◆ Trecho selecionado:
========================================================================

Ali, era só o começo de mudanças. Em 1974, foram inauguradas em Curitiba as primeiras linhas exclusivas de ônibus, chamadas de BRT (em inglês, “Bus Rapid Transit”), à época uma iniciativa pioneira no mundo inteiro. Com essas, vieram os “túneis de acrílico”, que eram as paradas de integração, onde o passageiro usa o mesmo bilhete em outros percursos. Práticos e bonitos.

A tese de Lerner é de que os prolongados planejamentos são inimigos das intervenções nas cidades e de que a criatividade começa por cortar um zero no orçamento. Ou seja, tudo deve ser rápido e barato.

De modo pontual, Haddad tem agido dessa forma. Ciclovias, calçadas, travessia de pedestres, velocidade dos carros e outras ações vêm ganhando corpo de modo sensível. E geram resistências das mais diversas, com a participação de agentes do judiciário, que a toda hora questionam e até paralisam obras, em defesa de coxinhas paulistanos.

É fato que a vida nas cidades brasileiras é hoje tema de grande preocupação de toda a sociedade. Especial destaque é dado à questão da mobilidade urbana, setor que passa por uma crise sem precedentes na história do Brasil, frutos do próprio crescimento. Assim, vem ao centro das atenções o problema do transporte, que clama por ações dos gestores públicos.

========================================================================

◆ Dados para análise:
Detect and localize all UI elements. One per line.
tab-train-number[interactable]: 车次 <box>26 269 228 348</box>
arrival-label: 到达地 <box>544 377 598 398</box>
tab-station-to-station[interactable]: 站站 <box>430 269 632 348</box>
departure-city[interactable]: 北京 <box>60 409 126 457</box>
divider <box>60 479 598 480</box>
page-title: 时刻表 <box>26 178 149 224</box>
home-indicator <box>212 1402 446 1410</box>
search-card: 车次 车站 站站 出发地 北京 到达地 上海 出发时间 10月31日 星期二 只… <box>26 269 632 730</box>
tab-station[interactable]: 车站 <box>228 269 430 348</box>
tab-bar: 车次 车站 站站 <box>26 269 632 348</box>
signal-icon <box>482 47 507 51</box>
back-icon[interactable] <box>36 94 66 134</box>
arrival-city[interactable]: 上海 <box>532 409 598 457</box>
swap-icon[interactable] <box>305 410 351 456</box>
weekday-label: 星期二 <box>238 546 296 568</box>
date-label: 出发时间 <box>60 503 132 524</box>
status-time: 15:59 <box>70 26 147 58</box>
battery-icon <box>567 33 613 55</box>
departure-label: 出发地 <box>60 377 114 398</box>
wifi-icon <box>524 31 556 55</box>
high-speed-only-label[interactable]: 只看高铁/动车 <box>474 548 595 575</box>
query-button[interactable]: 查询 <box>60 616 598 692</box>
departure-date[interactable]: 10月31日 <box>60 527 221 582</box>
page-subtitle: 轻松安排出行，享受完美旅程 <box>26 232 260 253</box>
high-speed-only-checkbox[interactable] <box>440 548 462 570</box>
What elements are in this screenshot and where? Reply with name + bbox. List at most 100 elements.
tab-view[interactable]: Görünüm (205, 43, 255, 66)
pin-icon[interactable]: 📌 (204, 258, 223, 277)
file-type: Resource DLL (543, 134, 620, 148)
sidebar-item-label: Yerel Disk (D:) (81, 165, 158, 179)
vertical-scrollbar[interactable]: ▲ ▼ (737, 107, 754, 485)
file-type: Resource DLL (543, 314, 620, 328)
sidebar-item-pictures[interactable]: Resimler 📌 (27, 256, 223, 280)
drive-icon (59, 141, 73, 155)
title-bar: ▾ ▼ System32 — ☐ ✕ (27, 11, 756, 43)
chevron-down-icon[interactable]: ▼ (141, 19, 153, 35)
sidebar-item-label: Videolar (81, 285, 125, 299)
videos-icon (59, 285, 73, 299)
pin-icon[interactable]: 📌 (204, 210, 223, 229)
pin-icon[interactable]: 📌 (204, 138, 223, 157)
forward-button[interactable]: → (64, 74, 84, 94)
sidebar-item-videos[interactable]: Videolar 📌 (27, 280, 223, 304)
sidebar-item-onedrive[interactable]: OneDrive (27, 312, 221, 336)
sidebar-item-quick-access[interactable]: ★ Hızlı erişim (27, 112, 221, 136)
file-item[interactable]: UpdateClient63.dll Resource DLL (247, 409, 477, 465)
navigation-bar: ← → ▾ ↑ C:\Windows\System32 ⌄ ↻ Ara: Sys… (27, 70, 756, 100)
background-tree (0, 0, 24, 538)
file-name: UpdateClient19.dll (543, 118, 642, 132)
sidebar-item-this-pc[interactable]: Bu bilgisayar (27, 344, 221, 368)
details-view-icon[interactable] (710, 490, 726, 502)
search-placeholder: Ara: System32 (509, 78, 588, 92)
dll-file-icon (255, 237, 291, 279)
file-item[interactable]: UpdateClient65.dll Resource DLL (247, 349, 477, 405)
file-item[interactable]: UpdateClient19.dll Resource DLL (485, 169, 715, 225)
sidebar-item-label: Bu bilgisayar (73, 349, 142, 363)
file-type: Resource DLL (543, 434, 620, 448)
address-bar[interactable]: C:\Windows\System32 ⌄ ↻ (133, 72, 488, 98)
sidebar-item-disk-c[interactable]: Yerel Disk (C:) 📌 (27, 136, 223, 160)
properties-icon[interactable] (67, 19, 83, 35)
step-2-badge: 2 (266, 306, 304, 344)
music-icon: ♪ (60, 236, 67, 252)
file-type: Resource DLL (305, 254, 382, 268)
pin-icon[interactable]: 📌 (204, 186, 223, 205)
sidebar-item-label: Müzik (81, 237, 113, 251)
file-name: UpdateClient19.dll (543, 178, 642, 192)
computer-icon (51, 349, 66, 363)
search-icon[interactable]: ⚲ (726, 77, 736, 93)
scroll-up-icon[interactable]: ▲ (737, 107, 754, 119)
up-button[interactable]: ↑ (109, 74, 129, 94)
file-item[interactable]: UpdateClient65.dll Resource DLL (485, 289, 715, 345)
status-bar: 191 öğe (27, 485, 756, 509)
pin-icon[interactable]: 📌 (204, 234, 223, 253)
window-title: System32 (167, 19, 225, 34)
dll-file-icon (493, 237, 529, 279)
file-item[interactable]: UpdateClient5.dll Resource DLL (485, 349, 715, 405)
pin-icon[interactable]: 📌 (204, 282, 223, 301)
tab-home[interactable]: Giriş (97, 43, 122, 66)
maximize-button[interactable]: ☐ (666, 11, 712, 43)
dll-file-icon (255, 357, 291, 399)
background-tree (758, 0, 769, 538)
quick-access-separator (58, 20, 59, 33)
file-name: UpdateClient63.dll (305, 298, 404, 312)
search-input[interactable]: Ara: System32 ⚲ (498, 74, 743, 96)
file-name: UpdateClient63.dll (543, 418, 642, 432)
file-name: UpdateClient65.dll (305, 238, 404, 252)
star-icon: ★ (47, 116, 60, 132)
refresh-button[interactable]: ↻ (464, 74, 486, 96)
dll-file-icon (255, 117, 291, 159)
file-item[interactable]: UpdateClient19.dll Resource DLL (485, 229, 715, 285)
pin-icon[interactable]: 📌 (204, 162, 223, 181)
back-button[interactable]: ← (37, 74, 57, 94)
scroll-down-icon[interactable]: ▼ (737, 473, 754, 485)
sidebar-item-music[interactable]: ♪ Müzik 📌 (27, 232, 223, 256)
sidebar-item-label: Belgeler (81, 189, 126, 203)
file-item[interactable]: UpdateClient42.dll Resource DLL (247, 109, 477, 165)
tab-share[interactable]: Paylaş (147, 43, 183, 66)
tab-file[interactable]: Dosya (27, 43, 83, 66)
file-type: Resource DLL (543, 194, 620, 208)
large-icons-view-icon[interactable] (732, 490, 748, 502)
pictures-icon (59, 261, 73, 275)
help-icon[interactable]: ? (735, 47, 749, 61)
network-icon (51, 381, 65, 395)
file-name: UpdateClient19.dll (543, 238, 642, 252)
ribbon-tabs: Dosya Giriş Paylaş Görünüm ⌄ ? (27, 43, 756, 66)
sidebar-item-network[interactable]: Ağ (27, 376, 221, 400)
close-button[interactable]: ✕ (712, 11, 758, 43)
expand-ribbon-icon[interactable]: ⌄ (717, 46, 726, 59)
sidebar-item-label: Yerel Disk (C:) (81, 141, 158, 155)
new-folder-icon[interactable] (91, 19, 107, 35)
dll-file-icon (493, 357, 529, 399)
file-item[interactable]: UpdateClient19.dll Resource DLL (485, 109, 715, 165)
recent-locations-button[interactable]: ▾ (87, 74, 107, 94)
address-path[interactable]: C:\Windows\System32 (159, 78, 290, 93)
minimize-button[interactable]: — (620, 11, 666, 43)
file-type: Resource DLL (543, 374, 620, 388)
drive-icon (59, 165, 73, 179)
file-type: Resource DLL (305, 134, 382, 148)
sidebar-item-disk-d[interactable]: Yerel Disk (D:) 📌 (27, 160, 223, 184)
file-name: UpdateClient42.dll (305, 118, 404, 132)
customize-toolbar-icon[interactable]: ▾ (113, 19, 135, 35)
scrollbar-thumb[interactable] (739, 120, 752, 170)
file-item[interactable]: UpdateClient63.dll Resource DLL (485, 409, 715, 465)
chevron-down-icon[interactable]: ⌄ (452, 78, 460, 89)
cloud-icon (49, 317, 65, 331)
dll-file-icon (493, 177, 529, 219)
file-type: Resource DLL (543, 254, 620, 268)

========================================================================

◆ Ação necessária 1:
Diga se cada afirmação abaixo está de acordo com o trecho sobre mobilidade urbana, respondendo sim ou não e citando as palavras do trecho que decidem a questão.
(a) As primeiras linhas exclusivas de ônibus de Curitiba foram inauguradas em 1974.
(b) Segundo a tese de Lerner, planejamentos prolongados favorecem as intervenções nas cidades.
(c) As ações de Haddad não têm provocado resistências.
◆ Ação necessária 2:
Retome o trecho sobre mobilidade urbana e escreva a continuação a partir da última frase.
Os itens não têm relação com o trecho sobre mobilidade urbana.

◆ Resposta esperada 1:
(a) Sim: “Em 1974, foram inauguradas em Curitiba as primeiras linhas exclusivas de ônibus”.
(b) Não: “os prolongados planejamentos são inimigos das intervenções nas cidades”.
(c) Não: “E geram resistências das mais diversas”.

◆ Resposta esperada 2:
É inegável que esse enfoque tem razão de ser, mas, é de igual modo inquestionável que aquilo que muitas vezes apontamos como “problema do transporte” não é um problema somente do transporte. É de cidades inteiras e regiões metropolitanas. E só será resolvido se olharmos em primeiro lugar ao ser humano que nelas vive.

Em verdade, porém, o Brasil já tem leis gerais a respeito da ocupação das cidades, que estão entre as melhores do mundo e dão respaldo a qualquer processo de mudanças neste campo. Em 2012, foi aprovada pelo Congresso Nacional e sancionada pela presidente Dilma Rousseff a Lei da Mobilidade Urbana.

Esse instrumento é fruto de décadas de debates e de estudos técnicos de excelente qualidade. Sua mais forte determinação é de que o transporte público coletivo deve ter prioridade sobre o automóvel particular nas políticas governamentais que tratam da mobilidade urbana.
A Constituição Federal de 1988, em vigor, já definia com clareza o papel de cada ente da Federação. Ao governo federal caberia a tarefa de formular políticas, induzir sua execução e capacitar pessoal pra isso.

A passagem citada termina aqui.